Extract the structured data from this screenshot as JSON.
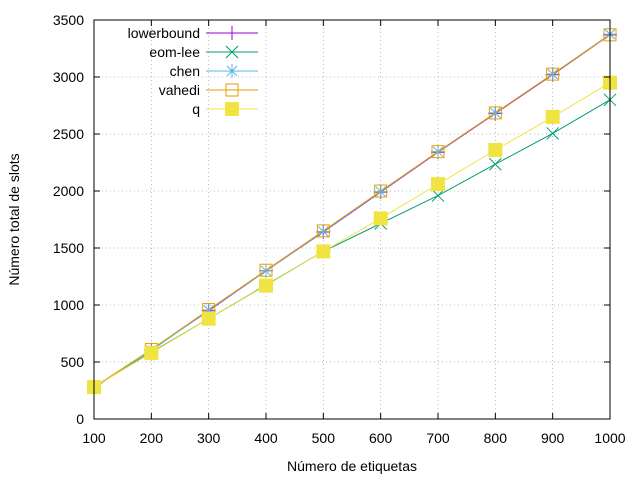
{
  "chart_data": {
    "type": "line",
    "xlabel": "Número de etiquetas",
    "ylabel": "Número total de slots",
    "xlim": [
      100,
      1000
    ],
    "ylim": [
      0,
      3500
    ],
    "xticks": [
      100,
      200,
      300,
      400,
      500,
      600,
      700,
      800,
      900,
      1000
    ],
    "yticks": [
      0,
      500,
      1000,
      1500,
      2000,
      2500,
      3000,
      3500
    ],
    "grid": true,
    "legend_position": "top-left",
    "x": [
      100,
      200,
      300,
      400,
      500,
      600,
      700,
      800,
      900,
      1000
    ],
    "series": [
      {
        "name": "lowerbound",
        "color": "#9400d3",
        "marker": "plus",
        "values": [
          272,
          607,
          950,
          1300,
          1640,
          1990,
          2340,
          2680,
          3020,
          3370
        ]
      },
      {
        "name": "eom-lee",
        "color": "#009e73",
        "marker": "cross",
        "values": [
          282,
          585,
          880,
          1175,
          1470,
          1715,
          1960,
          2235,
          2505,
          2800
        ]
      },
      {
        "name": "chen",
        "color": "#56b4e9",
        "marker": "star",
        "values": [
          278,
          600,
          955,
          1300,
          1645,
          1995,
          2345,
          2685,
          3025,
          3375
        ]
      },
      {
        "name": "vahedi",
        "color": "#e69f00",
        "marker": "open-square",
        "values": [
          280,
          610,
          960,
          1305,
          1650,
          2000,
          2345,
          2685,
          3025,
          3370
        ]
      },
      {
        "name": "q",
        "color": "#f0e442",
        "marker": "filled-square",
        "values": [
          280,
          580,
          880,
          1170,
          1470,
          1760,
          2060,
          2360,
          2650,
          2950
        ]
      }
    ]
  }
}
+ + + + +
- Exercise directions:
From the entries above, copy out every line where the string "marker" appears.

- Solution for this task:
        "marker": "plus",
        "marker": "cross",
        "marker": "star",
        "marker": "open-square",
        "marker": "filled-square",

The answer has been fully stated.